- **Task details**
Repeat every record exactly, but keep images out of the copy.

- **Material supplied**

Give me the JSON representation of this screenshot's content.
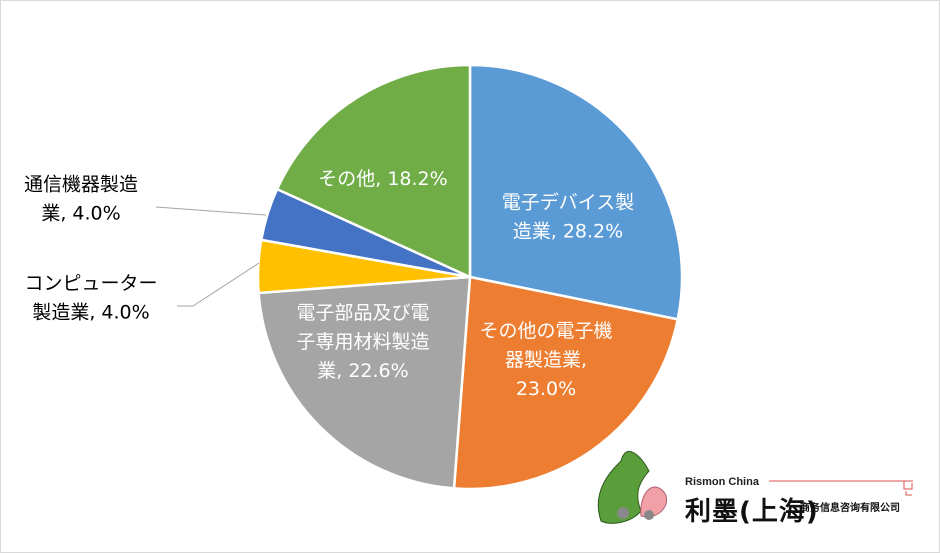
{
  "chart_data": {
    "type": "pie",
    "start_angle": "12 o'clock, clockwise",
    "slices": [
      {
        "label": [
          "電子デバイス製",
          "造業, 28.2%"
        ],
        "value": 28.2,
        "color": "#5b9bd5",
        "label_position": "inside"
      },
      {
        "label": [
          "その他の電子機",
          "器製造業,",
          "23.0%"
        ],
        "value": 23.0,
        "color": "#ed7d31",
        "label_position": "inside"
      },
      {
        "label": [
          "電子部品及び電",
          "子専用材料製造",
          "業, 22.6%"
        ],
        "value": 22.6,
        "color": "#a5a5a5",
        "label_position": "inside"
      },
      {
        "label": [
          "コンピューター",
          "製造業, 4.0%"
        ],
        "value": 4.0,
        "color": "#ffc000",
        "label_position": "outside"
      },
      {
        "label": [
          "通信機器製造",
          "業, 4.0%"
        ],
        "value": 4.0,
        "color": "#4472c4",
        "label_position": "outside"
      },
      {
        "label": [
          "その他, 18.2%"
        ],
        "value": 18.2,
        "color": "#70ad47",
        "label_position": "inside"
      }
    ]
  },
  "logo": {
    "en": "Rismon China",
    "cn": "利墨(上海)",
    "sub": "商务信息咨询有限公司"
  }
}
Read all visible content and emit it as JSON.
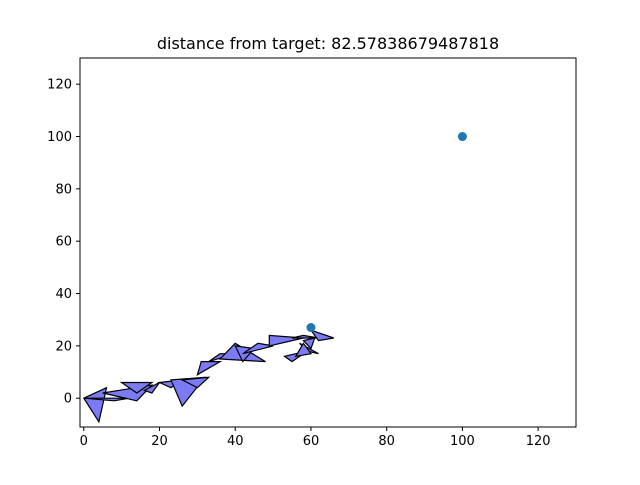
{
  "chart_data": {
    "type": "scatter",
    "title": "distance from target: 82.57838679487818",
    "xlabel": "",
    "ylabel": "",
    "xlim": [
      -1,
      130
    ],
    "ylim": [
      -11,
      130
    ],
    "xticks": [
      0,
      20,
      40,
      60,
      80,
      100,
      120
    ],
    "yticks": [
      0,
      20,
      40,
      60,
      80,
      100,
      120
    ],
    "grid": false,
    "points": [
      {
        "x": 100,
        "y": 100
      },
      {
        "x": 60,
        "y": 27
      }
    ],
    "point_color": "#1f77b4",
    "triangles": [
      [
        [
          0,
          0
        ],
        [
          6,
          4
        ],
        [
          4,
          -9
        ]
      ],
      [
        [
          0,
          0
        ],
        [
          12,
          0
        ],
        [
          8,
          -1
        ]
      ],
      [
        [
          5,
          2
        ],
        [
          14,
          -1
        ],
        [
          18,
          5
        ]
      ],
      [
        [
          10,
          6
        ],
        [
          18,
          6
        ],
        [
          14,
          2
        ]
      ],
      [
        [
          16,
          3
        ],
        [
          20,
          6
        ],
        [
          18,
          2
        ]
      ],
      [
        [
          20,
          6
        ],
        [
          26,
          7
        ],
        [
          23,
          4
        ]
      ],
      [
        [
          23,
          7
        ],
        [
          26,
          -3
        ],
        [
          32,
          8
        ]
      ],
      [
        [
          26,
          7
        ],
        [
          33,
          8
        ],
        [
          30,
          4
        ]
      ],
      [
        [
          30,
          9
        ],
        [
          36,
          14
        ],
        [
          31,
          14
        ]
      ],
      [
        [
          33,
          14
        ],
        [
          40,
          17
        ],
        [
          36,
          17
        ]
      ],
      [
        [
          36,
          15
        ],
        [
          48,
          14
        ],
        [
          40,
          21
        ]
      ],
      [
        [
          40,
          20
        ],
        [
          45,
          19
        ],
        [
          42,
          14
        ]
      ],
      [
        [
          42,
          17
        ],
        [
          50,
          20
        ],
        [
          46,
          21
        ]
      ],
      [
        [
          49,
          20
        ],
        [
          58,
          23
        ],
        [
          49,
          24
        ]
      ],
      [
        [
          55,
          23
        ],
        [
          62,
          23
        ],
        [
          58,
          24
        ]
      ],
      [
        [
          58,
          22
        ],
        [
          61,
          23
        ],
        [
          60,
          19
        ]
      ],
      [
        [
          60,
          26
        ],
        [
          66,
          23
        ],
        [
          62,
          22
        ]
      ],
      [
        [
          57,
          21
        ],
        [
          59,
          18
        ],
        [
          62,
          17
        ]
      ],
      [
        [
          53,
          16
        ],
        [
          59,
          18
        ],
        [
          55,
          14
        ]
      ],
      [
        [
          56,
          16
        ],
        [
          60,
          17
        ],
        [
          58,
          21
        ]
      ]
    ],
    "triangle_fill": "#7b7bf5",
    "triangle_stroke": "#000000"
  }
}
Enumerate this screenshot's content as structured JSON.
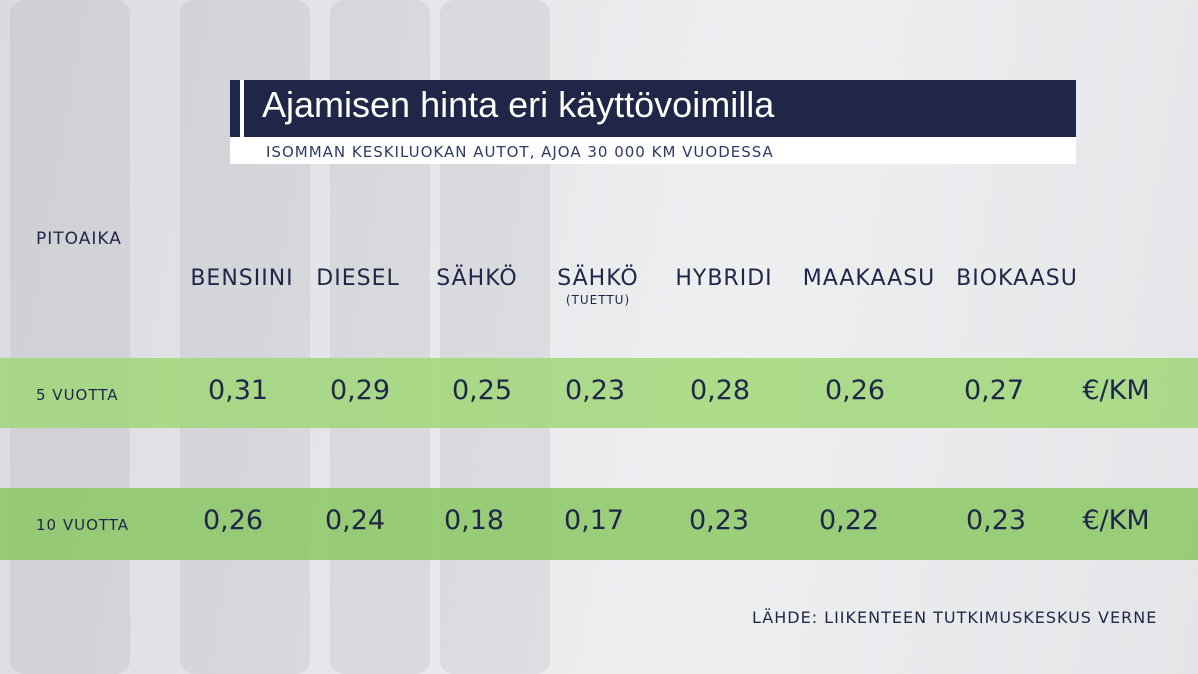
{
  "header": {
    "title": "Ajamisen hinta eri käyttövoimilla",
    "subtitle": "ISOMMAN KESKILUOKAN AUTOT,  AJOA 30 000 KM VUODESSA"
  },
  "table": {
    "row_header": "PITOAIKA",
    "columns": [
      {
        "label": "BENSIINI"
      },
      {
        "label": "DIESEL"
      },
      {
        "label": "SÄHKÖ"
      },
      {
        "label": "SÄHKÖ",
        "note": "(TUETTU)"
      },
      {
        "label": "HYBRIDI"
      },
      {
        "label": "MAAKAASU"
      },
      {
        "label": "BIOKAASU"
      }
    ],
    "rows": [
      {
        "label": "5 VUOTTA",
        "values": [
          "0,31",
          "0,29",
          "0,25",
          "0,23",
          "0,28",
          "0,26",
          "0,27"
        ],
        "unit": "€/KM"
      },
      {
        "label": "10 VUOTTA",
        "values": [
          "0,26",
          "0,24",
          "0,18",
          "0,17",
          "0,23",
          "0,22",
          "0,23"
        ],
        "unit": "€/KM"
      }
    ]
  },
  "footer": {
    "source": "LÄHDE: LIIKENTEEN TUTKIMUSKESKUS VERNE"
  }
}
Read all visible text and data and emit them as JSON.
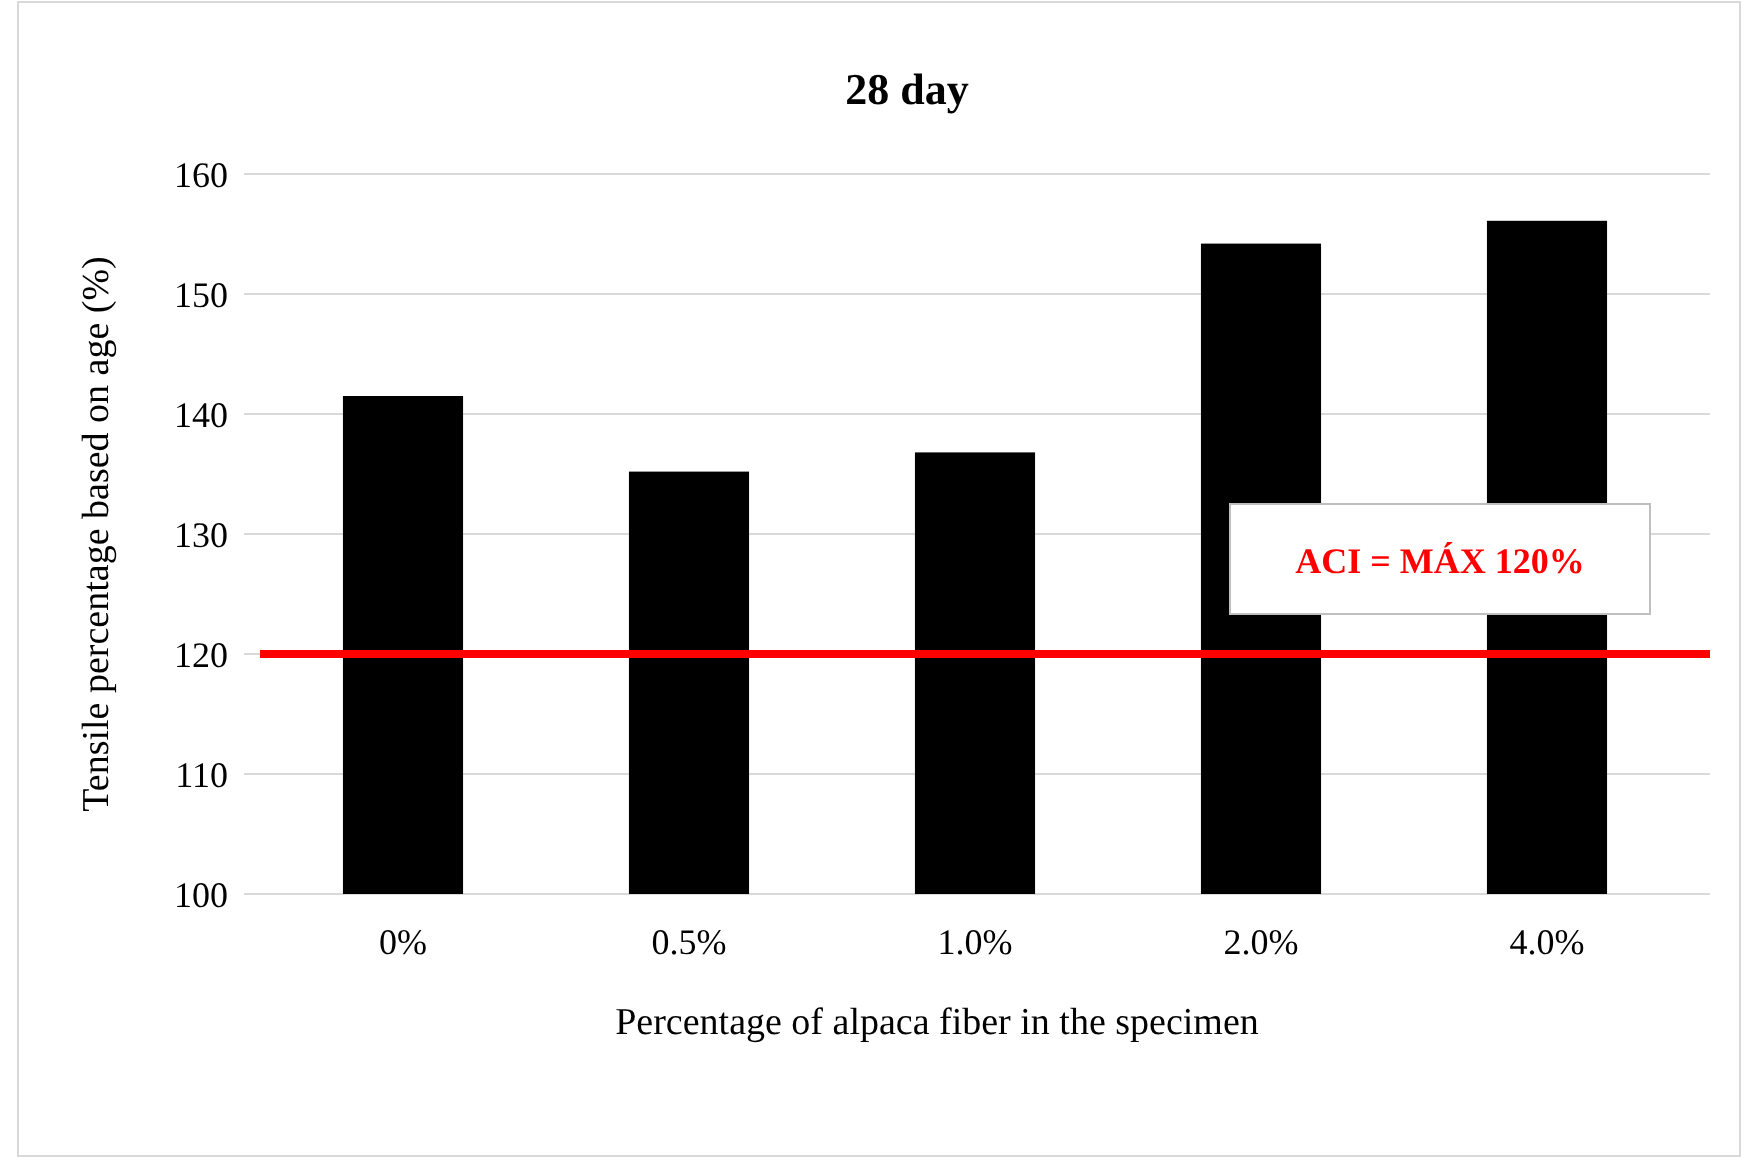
{
  "chart_data": {
    "type": "bar",
    "title": "28 day",
    "xlabel": "Percentage of alpaca fiber in the specimen",
    "ylabel": "Tensile percentage based on age (%)",
    "categories": [
      "0%",
      "0.5%",
      "1.0%",
      "2.0%",
      "4.0%"
    ],
    "values": [
      141.5,
      135.2,
      136.8,
      154.2,
      156.1
    ],
    "color": "#000000",
    "ylim": [
      100,
      160
    ],
    "yticks": [
      100,
      110,
      120,
      130,
      140,
      150,
      160
    ],
    "grid": "y",
    "ref_lines": [
      {
        "axis": "y",
        "value": 120,
        "label": "ACI = MÁX 120%",
        "color": "#ff0000"
      }
    ]
  }
}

- **Exercise solution**
Give me the JSON representation of this screenshot's content.
{
  "chart_data": {
    "type": "pie",
    "start_angle": "12 o'clock, clockwise",
    "slices": [
      {
        "label": [
          "電子デバイス製",
          "造業, 28.2%"
        ],
        "value": 28.2,
        "color": "#5b9bd5",
        "label_position": "inside"
      },
      {
        "label": [
          "その他の電子機",
          "器製造業,",
          "23.0%"
        ],
        "value": 23.0,
        "color": "#ed7d31",
        "label_position": "inside"
      },
      {
        "label": [
          "電子部品及び電",
          "子専用材料製造",
          "業, 22.6%"
        ],
        "value": 22.6,
        "color": "#a5a5a5",
        "label_position": "inside"
      },
      {
        "label": [
          "コンピューター",
          "製造業, 4.0%"
        ],
        "value": 4.0,
        "color": "#ffc000",
        "label_position": "outside"
      },
      {
        "label": [
          "通信機器製造",
          "業, 4.0%"
        ],
        "value": 4.0,
        "color": "#4472c4",
        "label_position": "outside"
      },
      {
        "label": [
          "その他, 18.2%"
        ],
        "value": 18.2,
        "color": "#70ad47",
        "label_position": "inside"
      }
    ]
  },
  "logo": {
    "en": "Rismon China",
    "cn": "利墨(上海)",
    "sub": "商务信息咨询有限公司"
  }
}
Read all visible content and emit it as JSON.
{
  "chart_data": {
    "type": "scatter",
    "title": "distance from target: 82.57838679487818",
    "xlabel": "",
    "ylabel": "",
    "xlim": [
      -1,
      130
    ],
    "ylim": [
      -11,
      130
    ],
    "xticks": [
      0,
      20,
      40,
      60,
      80,
      100,
      120
    ],
    "yticks": [
      0,
      20,
      40,
      60,
      80,
      100,
      120
    ],
    "grid": false,
    "points": [
      {
        "x": 100,
        "y": 100
      },
      {
        "x": 60,
        "y": 27
      }
    ],
    "point_color": "#1f77b4",
    "triangles": [
      [
        [
          0,
          0
        ],
        [
          6,
          4
        ],
        [
          4,
          -9
        ]
      ],
      [
        [
          0,
          0
        ],
        [
          12,
          0
        ],
        [
          8,
          -1
        ]
      ],
      [
        [
          5,
          2
        ],
        [
          14,
          -1
        ],
        [
          18,
          5
        ]
      ],
      [
        [
          10,
          6
        ],
        [
          18,
          6
        ],
        [
          14,
          2
        ]
      ],
      [
        [
          16,
          3
        ],
        [
          20,
          6
        ],
        [
          18,
          2
        ]
      ],
      [
        [
          20,
          6
        ],
        [
          26,
          7
        ],
        [
          23,
          4
        ]
      ],
      [
        [
          23,
          7
        ],
        [
          26,
          -3
        ],
        [
          32,
          8
        ]
      ],
      [
        [
          26,
          7
        ],
        [
          33,
          8
        ],
        [
          30,
          4
        ]
      ],
      [
        [
          30,
          9
        ],
        [
          36,
          14
        ],
        [
          31,
          14
        ]
      ],
      [
        [
          33,
          14
        ],
        [
          40,
          17
        ],
        [
          36,
          17
        ]
      ],
      [
        [
          36,
          15
        ],
        [
          48,
          14
        ],
        [
          40,
          21
        ]
      ],
      [
        [
          40,
          20
        ],
        [
          45,
          19
        ],
        [
          42,
          14
        ]
      ],
      [
        [
          42,
          17
        ],
        [
          50,
          20
        ],
        [
          46,
          21
        ]
      ],
      [
        [
          49,
          20
        ],
        [
          58,
          23
        ],
        [
          49,
          24
        ]
      ],
      [
        [
          55,
          23
        ],
        [
          62,
          23
        ],
        [
          58,
          24
        ]
      ],
      [
        [
          58,
          22
        ],
        [
          61,
          23
        ],
        [
          60,
          19
        ]
      ],
      [
        [
          60,
          26
        ],
        [
          66,
          23
        ],
        [
          62,
          22
        ]
      ],
      [
        [
          57,
          21
        ],
        [
          59,
          18
        ],
        [
          62,
          17
        ]
      ],
      [
        [
          53,
          16
        ],
        [
          59,
          18
        ],
        [
          55,
          14
        ]
      ],
      [
        [
          56,
          16
        ],
        [
          60,
          17
        ],
        [
          58,
          21
        ]
      ]
    ],
    "triangle_fill": "#7b7bf5",
    "triangle_stroke": "#000000"
  }
}
Enumerate this screenshot's content as structured JSON.
{
  "header": {
    "title": "Ajamisen hinta eri käyttövoimilla",
    "subtitle": "ISOMMAN KESKILUOKAN AUTOT,  AJOA 30 000 KM VUODESSA"
  },
  "table": {
    "row_header": "PITOAIKA",
    "columns": [
      {
        "label": "BENSIINI"
      },
      {
        "label": "DIESEL"
      },
      {
        "label": "SÄHKÖ"
      },
      {
        "label": "SÄHKÖ",
        "note": "(TUETTU)"
      },
      {
        "label": "HYBRIDI"
      },
      {
        "label": "MAAKAASU"
      },
      {
        "label": "BIOKAASU"
      }
    ],
    "rows": [
      {
        "label": "5 VUOTTA",
        "values": [
          "0,31",
          "0,29",
          "0,25",
          "0,23",
          "0,28",
          "0,26",
          "0,27"
        ],
        "unit": "€/KM"
      },
      {
        "label": "10 VUOTTA",
        "values": [
          "0,26",
          "0,24",
          "0,18",
          "0,17",
          "0,23",
          "0,22",
          "0,23"
        ],
        "unit": "€/KM"
      }
    ]
  },
  "footer": {
    "source": "LÄHDE: LIIKENTEEN TUTKIMUSKESKUS VERNE"
  }
}
Read all visible text and data and emit them as JSON.
{
  "chart_data": {
    "type": "bar",
    "title": "28 day",
    "xlabel": "Percentage of alpaca fiber in the specimen",
    "ylabel": "Tensile percentage based on age (%)",
    "categories": [
      "0%",
      "0.5%",
      "1.0%",
      "2.0%",
      "4.0%"
    ],
    "values": [
      141.5,
      135.2,
      136.8,
      154.2,
      156.1
    ],
    "color": "#000000",
    "ylim": [
      100,
      160
    ],
    "yticks": [
      100,
      110,
      120,
      130,
      140,
      150,
      160
    ],
    "grid": "y",
    "ref_lines": [
      {
        "axis": "y",
        "value": 120,
        "label": "ACI = MÁX 120%",
        "color": "#ff0000"
      }
    ]
  }
}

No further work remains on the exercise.